▶ _Entries supplied_
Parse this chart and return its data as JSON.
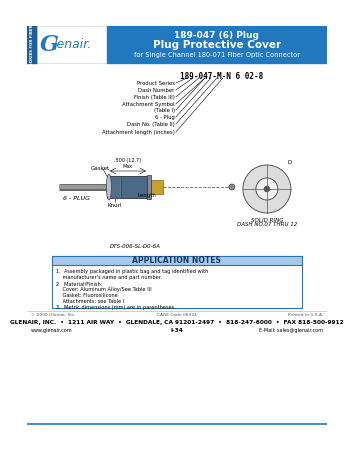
{
  "header_bg": "#2178be",
  "header_text_color": "#ffffff",
  "sidebar_bg": "#1a5fa0",
  "logo_bg": "#ffffff",
  "page_bg": "#ffffff",
  "title_line1": "189-047 (6) Plug",
  "title_line2": "Plug Protective Cover",
  "title_line3": "for Single Channel 180-071 Fiber Optic Connector",
  "part_number_display": "189-047-M-N 6 02-8",
  "callout_labels": [
    "Product Series",
    "Dash Number",
    "Finish (Table III)",
    "Attachment Symbol",
    "(Table I)",
    "6 - Plug",
    "Dash No. (Table II)",
    "Attachment length (inches)"
  ],
  "app_notes_title": "APPLICATION NOTES",
  "app_notes_title_bg": "#a8c8e8",
  "app_notes_border": "#2178be",
  "app_note_lines": [
    "1.  Assembly packaged in plastic bag and tag identified with",
    "    manufacturer's name and part number.",
    "2.  Material/Finish:",
    "    Cover: Aluminum Alloy/See Table III",
    "    Gasket: Fluorosilicone",
    "    Attachments: see Table I",
    "3.  Metric dimensions (mm) are in parentheses."
  ],
  "footer_copyright": "© 2000 Glenair, Inc.",
  "footer_cage": "CAGE Code 06324",
  "footer_printed": "Printed in U.S.A.",
  "footer_main": "GLENAIR, INC.  •  1211 AIR WAY  •  GLENDALE, CA 91201-2497  •  818-247-6000  •  FAX 818-500-9912",
  "footer_web": "www.glenair.com",
  "footer_page": "I-34",
  "footer_email": "E-Mail: sales@glenair.com",
  "solid_ring_label1": "SOLID RING",
  "solid_ring_label2": "DASH NO.07 THRU 12",
  "plug_label": "6 - PLUG",
  "gasket_label": "Gasket",
  "knurl_label": "Knurl",
  "dim_label": ".500 (12.7)\nMax",
  "dts_label": "DTS-006-SL-D0-6A",
  "length_label": "Length",
  "sidebar_text": "ACCESSORIES FOR FIBER OPTIC"
}
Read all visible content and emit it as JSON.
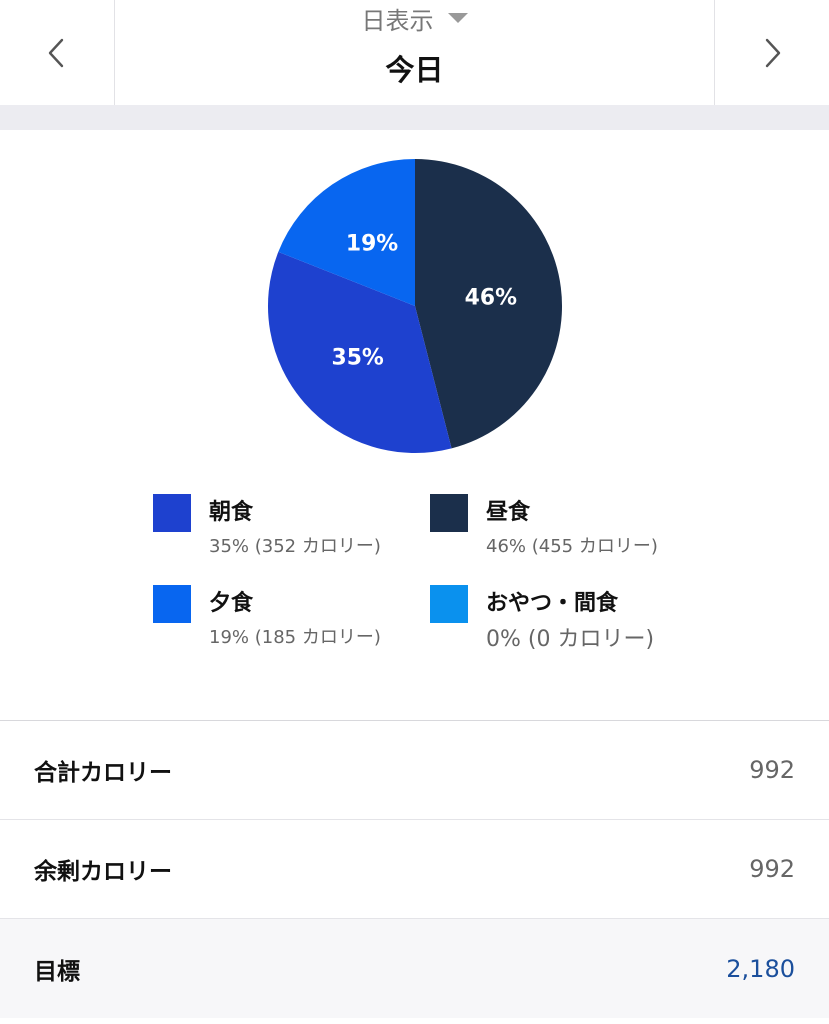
{
  "header": {
    "view_mode": "日表示",
    "date": "今日",
    "prev_icon": "chevron-left-icon",
    "next_icon": "chevron-right-icon"
  },
  "chart_data": {
    "type": "pie",
    "slices": [
      {
        "name": "昼食",
        "value": 46,
        "label": "46%",
        "color": "#1b2f4b"
      },
      {
        "name": "朝食",
        "value": 35,
        "label": "35%",
        "color": "#1e41cf"
      },
      {
        "name": "夕食",
        "value": 19,
        "label": "19%",
        "color": "#0866f0"
      },
      {
        "name": "おやつ・間食",
        "value": 0,
        "label": "",
        "color": "#0a91ee"
      }
    ],
    "start": "12 o'clock, clockwise"
  },
  "legend": [
    {
      "name": "朝食",
      "detail": "35% (352 カロリー)",
      "color": "#1e41cf"
    },
    {
      "name": "昼食",
      "detail": "46% (455 カロリー)",
      "color": "#1b2f4b"
    },
    {
      "name": "夕食",
      "detail": "19% (185 カロリー)",
      "color": "#0866f0"
    },
    {
      "name": "おやつ・間食",
      "detail": "0% (0 カロリー)",
      "color": "#0a91ee"
    }
  ],
  "summary": {
    "total_label": "合計カロリー",
    "total_value": "992",
    "remaining_label": "余剰カロリー",
    "remaining_value": "992",
    "goal_label": "目標",
    "goal_value": "2,180"
  },
  "colors": {
    "accent": "#1b4f9c",
    "band": "#ececf1"
  }
}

▶ _What is being asked_
Reproduce each record above by retyping it exactly; omit all images.

▶ _Exercise result_
Parse this chart and return its data as JSON.
{
  "header_bg": "#2178be",
  "header_text_color": "#ffffff",
  "sidebar_bg": "#1a5fa0",
  "logo_bg": "#ffffff",
  "page_bg": "#ffffff",
  "title_line1": "189-047 (6) Plug",
  "title_line2": "Plug Protective Cover",
  "title_line3": "for Single Channel 180-071 Fiber Optic Connector",
  "part_number_display": "189-047-M-N 6 02-8",
  "callout_labels": [
    "Product Series",
    "Dash Number",
    "Finish (Table III)",
    "Attachment Symbol",
    "(Table I)",
    "6 - Plug",
    "Dash No. (Table II)",
    "Attachment length (inches)"
  ],
  "app_notes_title": "APPLICATION NOTES",
  "app_notes_title_bg": "#a8c8e8",
  "app_notes_border": "#2178be",
  "app_note_lines": [
    "1.  Assembly packaged in plastic bag and tag identified with",
    "    manufacturer's name and part number.",
    "2.  Material/Finish:",
    "    Cover: Aluminum Alloy/See Table III",
    "    Gasket: Fluorosilicone",
    "    Attachments: see Table I",
    "3.  Metric dimensions (mm) are in parentheses."
  ],
  "footer_copyright": "© 2000 Glenair, Inc.",
  "footer_cage": "CAGE Code 06324",
  "footer_printed": "Printed in U.S.A.",
  "footer_main": "GLENAIR, INC.  •  1211 AIR WAY  •  GLENDALE, CA 91201-2497  •  818-247-6000  •  FAX 818-500-9912",
  "footer_web": "www.glenair.com",
  "footer_page": "I-34",
  "footer_email": "E-Mail: sales@glenair.com",
  "solid_ring_label1": "SOLID RING",
  "solid_ring_label2": "DASH NO.07 THRU 12",
  "plug_label": "6 - PLUG",
  "gasket_label": "Gasket",
  "knurl_label": "Knurl",
  "dim_label": ".500 (12.7)\nMax",
  "dts_label": "DTS-006-SL-D0-6A",
  "length_label": "Length",
  "sidebar_text": "ACCESSORIES FOR FIBER OPTIC"
}
Read all visible content and emit it as JSON.
{
  "header": {
    "view_mode": "日表示",
    "date": "今日",
    "prev_icon": "chevron-left-icon",
    "next_icon": "chevron-right-icon"
  },
  "chart_data": {
    "type": "pie",
    "slices": [
      {
        "name": "昼食",
        "value": 46,
        "label": "46%",
        "color": "#1b2f4b"
      },
      {
        "name": "朝食",
        "value": 35,
        "label": "35%",
        "color": "#1e41cf"
      },
      {
        "name": "夕食",
        "value": 19,
        "label": "19%",
        "color": "#0866f0"
      },
      {
        "name": "おやつ・間食",
        "value": 0,
        "label": "",
        "color": "#0a91ee"
      }
    ],
    "start": "12 o'clock, clockwise"
  },
  "legend": [
    {
      "name": "朝食",
      "detail": "35% (352 カロリー)",
      "color": "#1e41cf"
    },
    {
      "name": "昼食",
      "detail": "46% (455 カロリー)",
      "color": "#1b2f4b"
    },
    {
      "name": "夕食",
      "detail": "19% (185 カロリー)",
      "color": "#0866f0"
    },
    {
      "name": "おやつ・間食",
      "detail": "0% (0 カロリー)",
      "color": "#0a91ee"
    }
  ],
  "summary": {
    "total_label": "合計カロリー",
    "total_value": "992",
    "remaining_label": "余剰カロリー",
    "remaining_value": "992",
    "goal_label": "目標",
    "goal_value": "2,180"
  },
  "colors": {
    "accent": "#1b4f9c",
    "band": "#ececf1"
  }
}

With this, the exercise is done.